Stored data
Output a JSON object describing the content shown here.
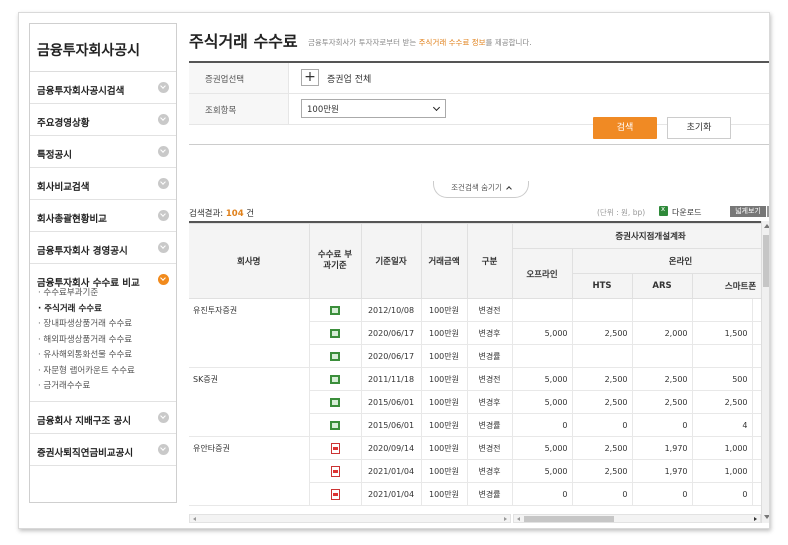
{
  "sidebar": {
    "title": "금융투자회사공시",
    "items": [
      {
        "label": "금융투자회사공시검색"
      },
      {
        "label": "주요경영상황"
      },
      {
        "label": "특정공시"
      },
      {
        "label": "회사비교검색"
      },
      {
        "label": "회사총괄현황비교"
      },
      {
        "label": "금융투자회사 경영공시"
      },
      {
        "label": "금융투자회사 수수료 비교"
      }
    ],
    "sub_items": [
      "수수료부과기준",
      "주식거래 수수료",
      "장내파생상품거래 수수료",
      "해외파생상품거래 수수료",
      "유사해외통화선물 수수료",
      "자문형 랩어카운트 수수료",
      "금거래수수료"
    ],
    "bottom_items": [
      {
        "label": "금융회사 지배구조 공시"
      },
      {
        "label": "증권사퇴직연금비교공시"
      }
    ]
  },
  "page": {
    "title": "주식거래 수수료",
    "desc_prefix": "금융투자회사가 투자자로부터 받는 ",
    "desc_highlight": "주식거래 수수료 정보",
    "desc_suffix": "를 제공합니다."
  },
  "search": {
    "broker_label": "증권업선택",
    "broker_button": "+",
    "broker_value": "증권업 전체",
    "item_label": "조회항목",
    "item_value": "100만원",
    "search_button": "검색",
    "reset_button": "초기화",
    "fold_label": "조건검색 숨기기"
  },
  "result": {
    "prefix": "검색결과: ",
    "count": "104",
    "suffix": " 건",
    "unit": "(단위 : 원, bp)",
    "download": "다운로드",
    "wide_view": "넓게보기"
  },
  "table": {
    "headers": {
      "company": "회사명",
      "basis": "수수료 부과기준",
      "date": "기준일자",
      "amount": "거래금액",
      "type": "구분",
      "account_group": "증권사지점개설계좌",
      "offline": "오프라인",
      "online": "온라인",
      "hts": "HTS",
      "ars": "ARS",
      "smartphone": "스마트폰"
    },
    "groups": [
      {
        "company": "유진투자증권",
        "rows": [
          {
            "icon": "xls",
            "date": "2012/10/08",
            "amount": "100만원",
            "type": "변경전",
            "offline": "",
            "hts": "",
            "ars": "",
            "smart": ""
          },
          {
            "icon": "xls",
            "date": "2020/06/17",
            "amount": "100만원",
            "type": "변경후",
            "offline": "5,000",
            "hts": "2,500",
            "ars": "2,000",
            "smart": "1,500"
          },
          {
            "icon": "xls",
            "date": "2020/06/17",
            "amount": "100만원",
            "type": "변경률",
            "offline": "",
            "hts": "",
            "ars": "",
            "smart": ""
          }
        ]
      },
      {
        "company": "SK증권",
        "rows": [
          {
            "icon": "xls",
            "date": "2011/11/18",
            "amount": "100만원",
            "type": "변경전",
            "offline": "5,000",
            "hts": "2,500",
            "ars": "2,500",
            "smart": "500"
          },
          {
            "icon": "xls",
            "date": "2015/06/01",
            "amount": "100만원",
            "type": "변경후",
            "offline": "5,000",
            "hts": "2,500",
            "ars": "2,500",
            "smart": "2,500"
          },
          {
            "icon": "xls",
            "date": "2015/06/01",
            "amount": "100만원",
            "type": "변경률",
            "offline": "0",
            "hts": "0",
            "ars": "0",
            "smart": "4"
          }
        ]
      },
      {
        "company": "유안타증권",
        "rows": [
          {
            "icon": "pdf",
            "date": "2020/09/14",
            "amount": "100만원",
            "type": "변경전",
            "offline": "5,000",
            "hts": "2,500",
            "ars": "1,970",
            "smart": "1,000"
          },
          {
            "icon": "pdf",
            "date": "2021/01/04",
            "amount": "100만원",
            "type": "변경후",
            "offline": "5,000",
            "hts": "2,500",
            "ars": "1,970",
            "smart": "1,000"
          },
          {
            "icon": "pdf",
            "date": "2021/01/04",
            "amount": "100만원",
            "type": "변경률",
            "offline": "0",
            "hts": "0",
            "ars": "0",
            "smart": "0"
          }
        ]
      }
    ]
  },
  "colors": {
    "accent": "#f08a24",
    "header_bg": "#f4f4f4"
  }
}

→ **Task to carry out**: All the lines above are to be given again exactly as they read, with the pictures removed.

→ **Complete response**:
Output a JSON object describing the content shown here.
{
  "sidebar": {
    "title": "금융투자회사공시",
    "items": [
      {
        "label": "금융투자회사공시검색"
      },
      {
        "label": "주요경영상황"
      },
      {
        "label": "특정공시"
      },
      {
        "label": "회사비교검색"
      },
      {
        "label": "회사총괄현황비교"
      },
      {
        "label": "금융투자회사 경영공시"
      },
      {
        "label": "금융투자회사 수수료 비교"
      }
    ],
    "sub_items": [
      "수수료부과기준",
      "주식거래 수수료",
      "장내파생상품거래 수수료",
      "해외파생상품거래 수수료",
      "유사해외통화선물 수수료",
      "자문형 랩어카운트 수수료",
      "금거래수수료"
    ],
    "bottom_items": [
      {
        "label": "금융회사 지배구조 공시"
      },
      {
        "label": "증권사퇴직연금비교공시"
      }
    ]
  },
  "page": {
    "title": "주식거래 수수료",
    "desc_prefix": "금융투자회사가 투자자로부터 받는 ",
    "desc_highlight": "주식거래 수수료 정보",
    "desc_suffix": "를 제공합니다."
  },
  "search": {
    "broker_label": "증권업선택",
    "broker_button": "+",
    "broker_value": "증권업 전체",
    "item_label": "조회항목",
    "item_value": "100만원",
    "search_button": "검색",
    "reset_button": "초기화",
    "fold_label": "조건검색 숨기기"
  },
  "result": {
    "prefix": "검색결과: ",
    "count": "104",
    "suffix": " 건",
    "unit": "(단위 : 원, bp)",
    "download": "다운로드",
    "wide_view": "넓게보기"
  },
  "table": {
    "headers": {
      "company": "회사명",
      "basis": "수수료 부과기준",
      "date": "기준일자",
      "amount": "거래금액",
      "type": "구분",
      "account_group": "증권사지점개설계좌",
      "offline": "오프라인",
      "online": "온라인",
      "hts": "HTS",
      "ars": "ARS",
      "smartphone": "스마트폰"
    },
    "groups": [
      {
        "company": "유진투자증권",
        "rows": [
          {
            "icon": "xls",
            "date": "2012/10/08",
            "amount": "100만원",
            "type": "변경전",
            "offline": "",
            "hts": "",
            "ars": "",
            "smart": ""
          },
          {
            "icon": "xls",
            "date": "2020/06/17",
            "amount": "100만원",
            "type": "변경후",
            "offline": "5,000",
            "hts": "2,500",
            "ars": "2,000",
            "smart": "1,500"
          },
          {
            "icon": "xls",
            "date": "2020/06/17",
            "amount": "100만원",
            "type": "변경률",
            "offline": "",
            "hts": "",
            "ars": "",
            "smart": ""
          }
        ]
      },
      {
        "company": "SK증권",
        "rows": [
          {
            "icon": "xls",
            "date": "2011/11/18",
            "amount": "100만원",
            "type": "변경전",
            "offline": "5,000",
            "hts": "2,500",
            "ars": "2,500",
            "smart": "500"
          },
          {
            "icon": "xls",
            "date": "2015/06/01",
            "amount": "100만원",
            "type": "변경후",
            "offline": "5,000",
            "hts": "2,500",
            "ars": "2,500",
            "smart": "2,500"
          },
          {
            "icon": "xls",
            "date": "2015/06/01",
            "amount": "100만원",
            "type": "변경률",
            "offline": "0",
            "hts": "0",
            "ars": "0",
            "smart": "4"
          }
        ]
      },
      {
        "company": "유안타증권",
        "rows": [
          {
            "icon": "pdf",
            "date": "2020/09/14",
            "amount": "100만원",
            "type": "변경전",
            "offline": "5,000",
            "hts": "2,500",
            "ars": "1,970",
            "smart": "1,000"
          },
          {
            "icon": "pdf",
            "date": "2021/01/04",
            "amount": "100만원",
            "type": "변경후",
            "offline": "5,000",
            "hts": "2,500",
            "ars": "1,970",
            "smart": "1,000"
          },
          {
            "icon": "pdf",
            "date": "2021/01/04",
            "amount": "100만원",
            "type": "변경률",
            "offline": "0",
            "hts": "0",
            "ars": "0",
            "smart": "0"
          }
        ]
      }
    ]
  },
  "colors": {
    "accent": "#f08a24",
    "header_bg": "#f4f4f4"
  }
}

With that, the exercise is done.